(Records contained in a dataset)
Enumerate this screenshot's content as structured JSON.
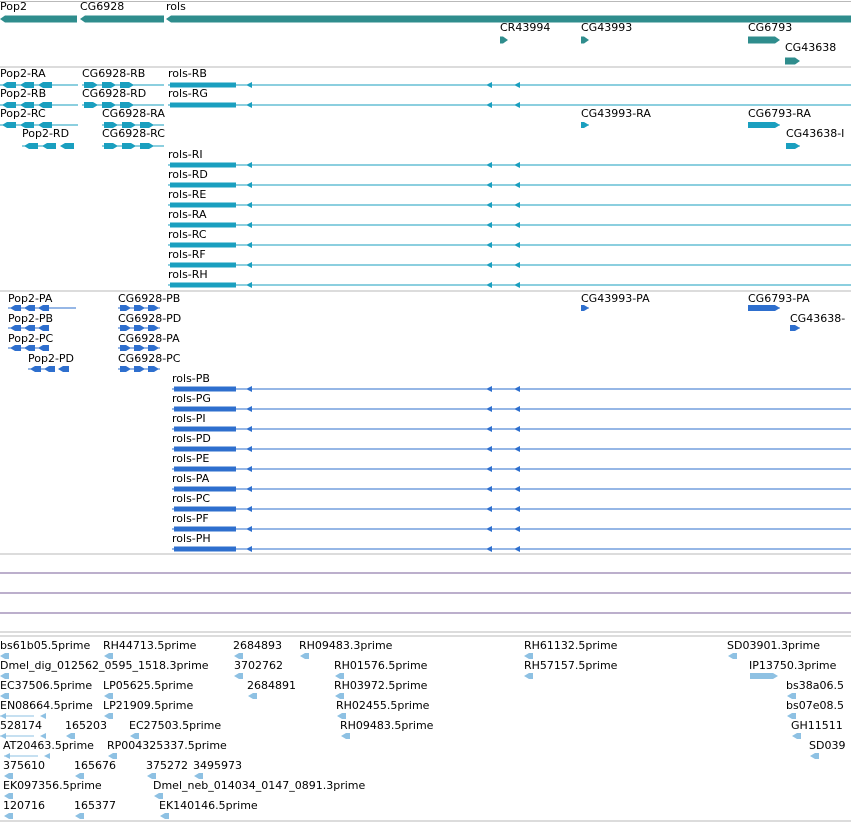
{
  "colors": {
    "gene": "#2f8d8d",
    "transcript": "#1a9fbf",
    "protein": "#2e6fce",
    "est": "#8ec1e3",
    "divider": "#b9b9b9",
    "empty_track": "#7a5f98"
  },
  "genes": [
    {
      "label": "Pop2",
      "dir": "-"
    },
    {
      "label": "CG6928",
      "dir": "-"
    },
    {
      "label": "rols",
      "dir": "-"
    },
    {
      "label": "CR43994",
      "dir": "+"
    },
    {
      "label": "CG43993",
      "dir": "+"
    },
    {
      "label": "CG6793",
      "dir": "+"
    },
    {
      "label": "CG43638",
      "dir": "+"
    }
  ],
  "transcripts": [
    "Pop2-RA",
    "Pop2-RB",
    "Pop2-RC",
    "Pop2-RD",
    "CG6928-RB",
    "CG6928-RD",
    "CG6928-RA",
    "CG6928-RC",
    "rols-RB",
    "rols-RG",
    "rols-RI",
    "rols-RD",
    "rols-RE",
    "rols-RA",
    "rols-RC",
    "rols-RF",
    "rols-RH",
    "CG43993-RA",
    "CG6793-RA",
    "CG43638-I"
  ],
  "proteins": [
    "Pop2-PA",
    "Pop2-PB",
    "Pop2-PC",
    "Pop2-PD",
    "CG6928-PB",
    "CG6928-PD",
    "CG6928-PA",
    "CG6928-PC",
    "rols-PB",
    "rols-PG",
    "rols-PI",
    "rols-PD",
    "rols-PE",
    "rols-PA",
    "rols-PC",
    "rols-PF",
    "rols-PH",
    "CG43993-PA",
    "CG6793-PA",
    "CG43638-"
  ],
  "ests": [
    "bs61b05.5prime",
    "RH44713.5prime",
    "2684893",
    "RH09483.3prime",
    "RH61132.5prime",
    "SD03901.3prime",
    "Dmel_dig_012562_0595_1518.3prime",
    "3702762",
    "RH01576.5prime",
    "RH57157.5prime",
    "IP13750.3prime",
    "EC37506.5prime",
    "LP05625.5prime",
    "2684891",
    "RH03972.5prime",
    "bs38a06.5",
    "EN08664.5prime",
    "LP21909.5prime",
    "RH02455.5prime",
    "bs07e08.5",
    "528174",
    "165203",
    "EC27503.5prime",
    "RH09483.5prime",
    "GH11511",
    "AT20463.5prime",
    "RP004325337.5prime",
    "SD039",
    "375610",
    "165676",
    "375272",
    "3495973",
    "EK097356.5prime",
    "Dmel_neb_014034_0147_0891.3prime",
    "120716",
    "165377",
    "EK140146.5prime"
  ]
}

Task instructions:
Omit every image. Quote each record exactly.

Exercise output:
Enumerate this screenshot's content as structured JSON.
{
  "colors": {
    "gene": "#2f8d8d",
    "transcript": "#1a9fbf",
    "protein": "#2e6fce",
    "est": "#8ec1e3",
    "divider": "#b9b9b9",
    "empty_track": "#7a5f98"
  },
  "genes": [
    {
      "label": "Pop2",
      "dir": "-"
    },
    {
      "label": "CG6928",
      "dir": "-"
    },
    {
      "label": "rols",
      "dir": "-"
    },
    {
      "label": "CR43994",
      "dir": "+"
    },
    {
      "label": "CG43993",
      "dir": "+"
    },
    {
      "label": "CG6793",
      "dir": "+"
    },
    {
      "label": "CG43638",
      "dir": "+"
    }
  ],
  "transcripts": [
    "Pop2-RA",
    "Pop2-RB",
    "Pop2-RC",
    "Pop2-RD",
    "CG6928-RB",
    "CG6928-RD",
    "CG6928-RA",
    "CG6928-RC",
    "rols-RB",
    "rols-RG",
    "rols-RI",
    "rols-RD",
    "rols-RE",
    "rols-RA",
    "rols-RC",
    "rols-RF",
    "rols-RH",
    "CG43993-RA",
    "CG6793-RA",
    "CG43638-I"
  ],
  "proteins": [
    "Pop2-PA",
    "Pop2-PB",
    "Pop2-PC",
    "Pop2-PD",
    "CG6928-PB",
    "CG6928-PD",
    "CG6928-PA",
    "CG6928-PC",
    "rols-PB",
    "rols-PG",
    "rols-PI",
    "rols-PD",
    "rols-PE",
    "rols-PA",
    "rols-PC",
    "rols-PF",
    "rols-PH",
    "CG43993-PA",
    "CG6793-PA",
    "CG43638-"
  ],
  "ests": [
    "bs61b05.5prime",
    "RH44713.5prime",
    "2684893",
    "RH09483.3prime",
    "RH61132.5prime",
    "SD03901.3prime",
    "Dmel_dig_012562_0595_1518.3prime",
    "3702762",
    "RH01576.5prime",
    "RH57157.5prime",
    "IP13750.3prime",
    "EC37506.5prime",
    "LP05625.5prime",
    "2684891",
    "RH03972.5prime",
    "bs38a06.5",
    "EN08664.5prime",
    "LP21909.5prime",
    "RH02455.5prime",
    "bs07e08.5",
    "528174",
    "165203",
    "EC27503.5prime",
    "RH09483.5prime",
    "GH11511",
    "AT20463.5prime",
    "RP004325337.5prime",
    "SD039",
    "375610",
    "165676",
    "375272",
    "3495973",
    "EK097356.5prime",
    "Dmel_neb_014034_0147_0891.3prime",
    "120716",
    "165377",
    "EK140146.5prime"
  ]
}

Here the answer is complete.